> [Requirements]: Reproduce every entry below precisely. Pictures are excluded from the copy.
##### Data provided #####
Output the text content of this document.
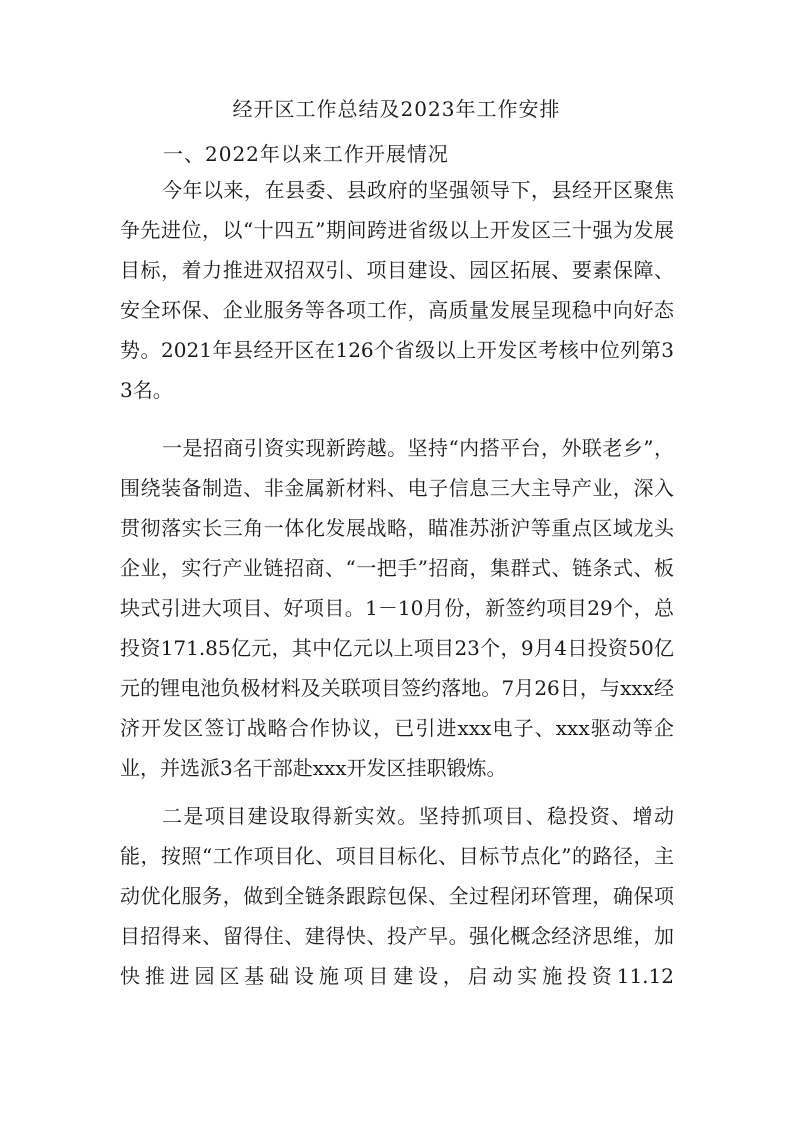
经开区工作总结及2023年工作安排
一、2022年以来工作开展情况

今年以来，在县委、县政府的坚强领导下，县经开区聚焦争先进位，以“十四五”期间跨进省级以上开发区三十强为发展目标，着力推进双招双引、项目建设、园区拓展、要素保障、安全环保、企业服务等各项工作，高质量发展呈现稳中向好态势。2021年县经开区在126个省级以上开发区考核中位列第33名。

一是招商引资实现新跨越。坚持“内搭平台，外联老乡”，围绕装备制造、非金属新材料、电子信息三大主导产业，深入贯彻落实长三角一体化发展战略，瞄准苏浙沪等重点区域龙头企业，实行产业链招商、“一把手”招商，集群式、链条式、板块式引进大项目、好项目。1－10月份，新签约项目29个，总投资171.85亿元，其中亿元以上项目23个，9月4日投资50亿元的锂电池负极材料及关联项目签约落地。7月26日，与xxx经济开发区签订战略合作协议，已引进xxx电子、xxx驱动等企业，并选派3名干部赴xxx开发区挂职锻炼。

二是项目建设取得新实效。坚持抓项目、稳投资、增动能，按照“工作项目化、项目目标化、目标节点化”的路径，主动优化服务，做到全链条跟踪包保、全过程闭环管理，确保项目招得来、留得住、建得快、投产早。强化概念经济思维，加快推进园区基础设施项目建设，启动实施投资11.12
#####
> [Correct result]:
Output the text content of this document.
经开区工作总结及2023年工作安排
一、2022年以来工作开展情况

今年以来，在县委、县政府的坚强领导下，县经开区聚焦争先进位，以“十四五”期间跨进省级以上开发区三十强为发展目标，着力推进双招双引、项目建设、园区拓展、要素保障、安全环保、企业服务等各项工作，高质量发展呈现稳中向好态势。2021年县经开区在126个省级以上开发区考核中位列第33名。

一是招商引资实现新跨越。坚持“内搭平台，外联老乡”，围绕装备制造、非金属新材料、电子信息三大主导产业，深入贯彻落实长三角一体化发展战略，瞄准苏浙沪等重点区域龙头企业，实行产业链招商、“一把手”招商，集群式、链条式、板块式引进大项目、好项目。1－10月份，新签约项目29个，总投资171.85亿元，其中亿元以上项目23个，9月4日投资50亿元的锂电池负极材料及关联项目签约落地。7月26日，与xxx经济开发区签订战略合作协议，已引进xxx电子、xxx驱动等企业，并选派3名干部赴xxx开发区挂职锻炼。

二是项目建设取得新实效。坚持抓项目、稳投资、增动能，按照“工作项目化、项目目标化、目标节点化”的路径，主动优化服务，做到全链条跟踪包保、全过程闭环管理，确保项目招得来、留得住、建得快、投产早。强化概念经济思维，加快推进园区基础设施项目建设，启动实施投资11.12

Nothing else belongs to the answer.